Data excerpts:
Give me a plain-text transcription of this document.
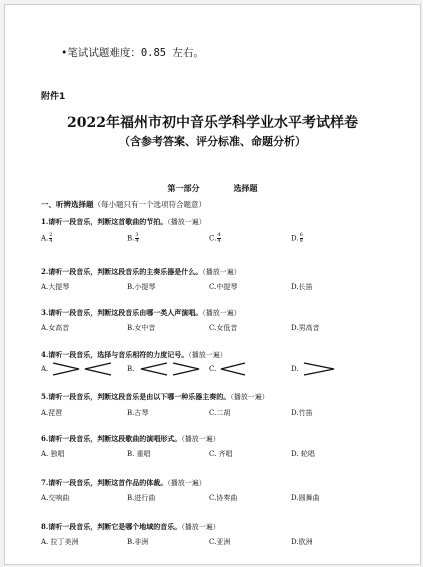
•笔试试题难度：0.85 左右。
附件1
2022年福州市初中音乐学科学业水平考试样卷
（含参考答案、评分标准、命题分析）
第一部分	选择题
一、听辨选择题（每小题只有一个选项符合题意）
1.请听一段音乐，判断这首歌曲的节拍。（播放一遍）
A. $\frac{2}{4}$	B. $\frac{3}{4}$	C. $\frac{4}{4}$	D. $\frac{6}{8}$
2.请听一段音乐，判断这段音乐的主奏乐器是什么。（播放一遍）
A.大提琴	B.小提琴	C.中提琴	D.长笛
3.请听一段音乐，判断这段音乐由哪一类人声演唱。（播放一遍）
A.女高音	B.女中音	C.女低音	D.男高音
4.请听一段音乐，选择与音乐相符的力度记号。（播放一遍）
A.	B.	C.	D.
5.请听一段音乐，判断这段音乐是由以下哪一种乐器主奏的。（播放一遍）
A.琵琶	B.古琴	C.二胡	D.竹笛
6.请听一段音乐，判断这段歌曲的演唱形式。（播放一遍）
A. 独唱	B. 重唱	C. 齐唱	D. 轮唱
7.请听一段音乐，判断这首作品的体裁。（播放一遍）
A.交响曲	B.进行曲	C.协奏曲	D.圆舞曲
8.请听一段音乐，判断它是哪个地域的音乐。（播放一遍）
A. 拉丁美洲	B.非洲	C.亚洲	D.欧洲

Set exercise:
Looking back at the lines above, state how many contain the word "播放一遍", and supply nothing besides the number.

Answer to this problem:
8